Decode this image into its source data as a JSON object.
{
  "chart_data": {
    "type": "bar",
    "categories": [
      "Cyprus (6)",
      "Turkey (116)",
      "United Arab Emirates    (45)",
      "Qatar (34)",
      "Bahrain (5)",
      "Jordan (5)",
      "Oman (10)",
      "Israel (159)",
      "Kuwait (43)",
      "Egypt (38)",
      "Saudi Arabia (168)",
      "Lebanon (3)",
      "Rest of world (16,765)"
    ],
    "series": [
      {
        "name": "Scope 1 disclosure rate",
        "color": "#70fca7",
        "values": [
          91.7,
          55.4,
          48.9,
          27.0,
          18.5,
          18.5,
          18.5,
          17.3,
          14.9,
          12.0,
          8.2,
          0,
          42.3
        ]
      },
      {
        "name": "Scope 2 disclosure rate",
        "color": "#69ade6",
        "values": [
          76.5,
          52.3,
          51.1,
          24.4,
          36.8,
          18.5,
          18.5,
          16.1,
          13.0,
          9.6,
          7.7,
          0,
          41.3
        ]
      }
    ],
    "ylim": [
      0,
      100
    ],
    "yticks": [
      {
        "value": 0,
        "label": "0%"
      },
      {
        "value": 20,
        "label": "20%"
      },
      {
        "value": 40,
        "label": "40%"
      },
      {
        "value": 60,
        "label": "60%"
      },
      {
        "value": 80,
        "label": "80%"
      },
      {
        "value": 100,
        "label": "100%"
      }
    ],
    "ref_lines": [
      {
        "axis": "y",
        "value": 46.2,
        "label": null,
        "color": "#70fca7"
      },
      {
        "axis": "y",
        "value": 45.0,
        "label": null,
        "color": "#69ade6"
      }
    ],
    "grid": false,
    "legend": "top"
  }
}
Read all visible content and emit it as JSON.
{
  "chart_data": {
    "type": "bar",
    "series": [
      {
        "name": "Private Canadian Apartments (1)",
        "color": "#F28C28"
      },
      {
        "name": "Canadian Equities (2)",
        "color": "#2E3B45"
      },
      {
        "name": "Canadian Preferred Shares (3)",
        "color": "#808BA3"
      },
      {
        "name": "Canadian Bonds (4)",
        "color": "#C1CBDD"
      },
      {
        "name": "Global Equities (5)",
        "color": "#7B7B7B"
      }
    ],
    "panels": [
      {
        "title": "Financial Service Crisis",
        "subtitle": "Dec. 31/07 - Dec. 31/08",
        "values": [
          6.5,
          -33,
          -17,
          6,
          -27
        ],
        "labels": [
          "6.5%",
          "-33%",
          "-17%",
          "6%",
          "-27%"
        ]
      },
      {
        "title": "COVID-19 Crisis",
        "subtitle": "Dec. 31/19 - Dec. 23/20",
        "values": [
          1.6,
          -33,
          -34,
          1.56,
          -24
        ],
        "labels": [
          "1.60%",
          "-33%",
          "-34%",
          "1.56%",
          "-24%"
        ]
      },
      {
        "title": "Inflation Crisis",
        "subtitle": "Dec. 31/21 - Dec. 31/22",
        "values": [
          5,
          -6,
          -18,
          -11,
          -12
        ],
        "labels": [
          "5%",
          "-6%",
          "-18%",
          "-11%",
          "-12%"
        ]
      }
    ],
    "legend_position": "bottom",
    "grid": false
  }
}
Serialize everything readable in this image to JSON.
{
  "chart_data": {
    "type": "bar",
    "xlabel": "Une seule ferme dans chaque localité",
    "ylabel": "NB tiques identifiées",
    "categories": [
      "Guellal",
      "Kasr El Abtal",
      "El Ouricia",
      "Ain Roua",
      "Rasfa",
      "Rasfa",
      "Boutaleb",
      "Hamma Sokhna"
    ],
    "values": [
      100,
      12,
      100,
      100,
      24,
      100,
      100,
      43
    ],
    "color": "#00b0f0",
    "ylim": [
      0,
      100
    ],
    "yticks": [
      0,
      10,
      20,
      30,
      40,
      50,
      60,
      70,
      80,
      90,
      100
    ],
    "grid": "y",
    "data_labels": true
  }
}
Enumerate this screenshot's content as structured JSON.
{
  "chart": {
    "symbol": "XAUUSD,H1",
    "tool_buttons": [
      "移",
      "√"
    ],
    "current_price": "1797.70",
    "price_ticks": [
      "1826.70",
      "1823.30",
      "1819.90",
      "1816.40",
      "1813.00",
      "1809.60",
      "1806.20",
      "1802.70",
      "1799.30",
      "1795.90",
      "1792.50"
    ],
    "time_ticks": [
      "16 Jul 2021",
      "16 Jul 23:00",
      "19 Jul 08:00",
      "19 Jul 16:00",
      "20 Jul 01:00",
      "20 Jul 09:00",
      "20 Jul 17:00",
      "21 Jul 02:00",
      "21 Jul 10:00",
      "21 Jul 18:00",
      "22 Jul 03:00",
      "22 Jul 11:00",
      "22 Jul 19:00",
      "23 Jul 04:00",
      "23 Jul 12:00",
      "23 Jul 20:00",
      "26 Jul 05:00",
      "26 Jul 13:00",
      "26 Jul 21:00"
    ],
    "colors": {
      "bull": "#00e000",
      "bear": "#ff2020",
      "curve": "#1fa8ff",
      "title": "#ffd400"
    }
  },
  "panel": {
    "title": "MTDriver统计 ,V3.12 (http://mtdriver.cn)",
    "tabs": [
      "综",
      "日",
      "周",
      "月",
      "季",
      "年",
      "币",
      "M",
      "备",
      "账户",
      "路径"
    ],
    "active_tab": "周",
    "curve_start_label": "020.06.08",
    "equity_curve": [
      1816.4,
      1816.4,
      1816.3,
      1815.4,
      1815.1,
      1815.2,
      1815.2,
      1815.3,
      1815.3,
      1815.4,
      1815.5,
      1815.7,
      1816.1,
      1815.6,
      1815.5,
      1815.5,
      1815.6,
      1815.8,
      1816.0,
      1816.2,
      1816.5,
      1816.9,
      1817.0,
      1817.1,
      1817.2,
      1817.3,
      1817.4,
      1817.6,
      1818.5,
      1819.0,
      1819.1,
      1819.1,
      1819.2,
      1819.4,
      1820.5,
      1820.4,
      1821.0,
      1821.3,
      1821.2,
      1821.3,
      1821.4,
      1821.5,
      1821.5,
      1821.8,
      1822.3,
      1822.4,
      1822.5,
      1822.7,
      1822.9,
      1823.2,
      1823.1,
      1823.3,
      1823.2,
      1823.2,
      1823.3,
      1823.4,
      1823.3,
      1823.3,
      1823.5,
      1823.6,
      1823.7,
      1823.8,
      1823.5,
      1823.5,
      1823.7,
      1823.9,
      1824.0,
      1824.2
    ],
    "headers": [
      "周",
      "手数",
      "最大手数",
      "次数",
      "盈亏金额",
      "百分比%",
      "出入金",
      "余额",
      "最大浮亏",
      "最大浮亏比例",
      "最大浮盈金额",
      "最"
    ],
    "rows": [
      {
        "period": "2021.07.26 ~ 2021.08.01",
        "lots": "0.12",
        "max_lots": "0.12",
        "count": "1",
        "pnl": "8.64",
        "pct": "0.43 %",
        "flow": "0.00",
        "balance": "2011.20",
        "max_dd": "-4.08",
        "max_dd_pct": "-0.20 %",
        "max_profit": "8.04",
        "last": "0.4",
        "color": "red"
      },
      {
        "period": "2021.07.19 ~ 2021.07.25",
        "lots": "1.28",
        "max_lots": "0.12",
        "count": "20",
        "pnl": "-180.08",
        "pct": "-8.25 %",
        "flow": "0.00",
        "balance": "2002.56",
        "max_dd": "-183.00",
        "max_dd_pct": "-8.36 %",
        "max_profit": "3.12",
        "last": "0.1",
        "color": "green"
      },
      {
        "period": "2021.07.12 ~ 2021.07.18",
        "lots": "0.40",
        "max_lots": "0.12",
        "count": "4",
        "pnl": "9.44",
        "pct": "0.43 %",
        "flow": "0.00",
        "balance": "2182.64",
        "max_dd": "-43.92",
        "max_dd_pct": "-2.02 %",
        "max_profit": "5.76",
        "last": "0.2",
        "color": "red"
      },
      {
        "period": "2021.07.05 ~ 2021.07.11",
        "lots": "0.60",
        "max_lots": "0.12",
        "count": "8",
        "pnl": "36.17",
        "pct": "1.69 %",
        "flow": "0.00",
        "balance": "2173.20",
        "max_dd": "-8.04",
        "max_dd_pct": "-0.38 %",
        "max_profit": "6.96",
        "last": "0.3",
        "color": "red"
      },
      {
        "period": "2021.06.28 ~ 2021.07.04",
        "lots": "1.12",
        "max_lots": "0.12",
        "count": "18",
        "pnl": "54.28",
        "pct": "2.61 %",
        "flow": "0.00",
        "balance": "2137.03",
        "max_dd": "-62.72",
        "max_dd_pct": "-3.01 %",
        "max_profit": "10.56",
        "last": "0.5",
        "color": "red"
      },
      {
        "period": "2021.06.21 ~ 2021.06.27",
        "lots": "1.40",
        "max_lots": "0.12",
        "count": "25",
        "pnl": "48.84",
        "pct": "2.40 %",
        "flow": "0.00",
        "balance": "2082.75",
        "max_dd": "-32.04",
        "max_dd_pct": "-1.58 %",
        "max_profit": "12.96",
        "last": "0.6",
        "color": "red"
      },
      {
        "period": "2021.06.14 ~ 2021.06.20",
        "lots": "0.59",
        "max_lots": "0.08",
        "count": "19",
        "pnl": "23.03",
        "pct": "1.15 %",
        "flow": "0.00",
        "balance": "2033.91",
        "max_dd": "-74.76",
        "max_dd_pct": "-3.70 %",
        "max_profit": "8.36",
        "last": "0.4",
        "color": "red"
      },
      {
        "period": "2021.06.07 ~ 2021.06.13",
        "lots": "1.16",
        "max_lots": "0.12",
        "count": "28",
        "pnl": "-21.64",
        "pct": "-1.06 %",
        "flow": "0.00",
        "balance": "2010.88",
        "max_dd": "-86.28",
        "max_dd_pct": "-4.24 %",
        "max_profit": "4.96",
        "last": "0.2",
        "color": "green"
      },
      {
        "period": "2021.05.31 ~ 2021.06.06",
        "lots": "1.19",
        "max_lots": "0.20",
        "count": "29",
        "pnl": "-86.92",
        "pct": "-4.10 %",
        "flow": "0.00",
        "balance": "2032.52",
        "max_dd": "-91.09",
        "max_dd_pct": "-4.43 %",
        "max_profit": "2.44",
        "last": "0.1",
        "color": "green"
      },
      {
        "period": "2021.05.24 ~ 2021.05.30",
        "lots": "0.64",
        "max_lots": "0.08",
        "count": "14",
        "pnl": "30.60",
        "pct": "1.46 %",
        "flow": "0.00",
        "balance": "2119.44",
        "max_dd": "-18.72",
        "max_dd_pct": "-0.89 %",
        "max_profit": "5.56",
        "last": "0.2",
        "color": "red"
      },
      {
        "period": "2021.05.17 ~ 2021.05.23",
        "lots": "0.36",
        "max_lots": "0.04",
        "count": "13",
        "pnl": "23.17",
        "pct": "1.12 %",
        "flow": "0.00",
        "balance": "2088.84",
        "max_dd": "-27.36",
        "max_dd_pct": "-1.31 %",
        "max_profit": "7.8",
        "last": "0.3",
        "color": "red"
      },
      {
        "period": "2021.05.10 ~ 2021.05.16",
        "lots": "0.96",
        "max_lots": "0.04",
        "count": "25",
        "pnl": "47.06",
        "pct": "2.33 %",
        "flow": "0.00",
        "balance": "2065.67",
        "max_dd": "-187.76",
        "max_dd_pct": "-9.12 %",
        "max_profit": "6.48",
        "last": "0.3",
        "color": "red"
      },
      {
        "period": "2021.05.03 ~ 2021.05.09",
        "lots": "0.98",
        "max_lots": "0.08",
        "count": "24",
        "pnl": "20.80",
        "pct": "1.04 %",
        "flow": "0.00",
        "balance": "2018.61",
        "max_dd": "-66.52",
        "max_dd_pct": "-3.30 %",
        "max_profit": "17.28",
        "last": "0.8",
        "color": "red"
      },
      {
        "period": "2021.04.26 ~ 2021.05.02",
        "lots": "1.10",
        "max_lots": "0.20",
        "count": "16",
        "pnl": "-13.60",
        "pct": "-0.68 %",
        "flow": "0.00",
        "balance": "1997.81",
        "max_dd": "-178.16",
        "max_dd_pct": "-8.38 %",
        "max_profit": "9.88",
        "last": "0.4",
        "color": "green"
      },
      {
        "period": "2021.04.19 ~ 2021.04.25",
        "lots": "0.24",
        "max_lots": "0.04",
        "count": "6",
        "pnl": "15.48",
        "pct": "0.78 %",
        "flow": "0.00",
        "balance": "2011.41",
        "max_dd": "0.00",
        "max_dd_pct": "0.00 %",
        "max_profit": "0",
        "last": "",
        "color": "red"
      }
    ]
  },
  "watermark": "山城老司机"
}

Directions:
From the listing above, report the number of lines containing the string "Canadian", without any accompanying remarks.

Answer to the task:
4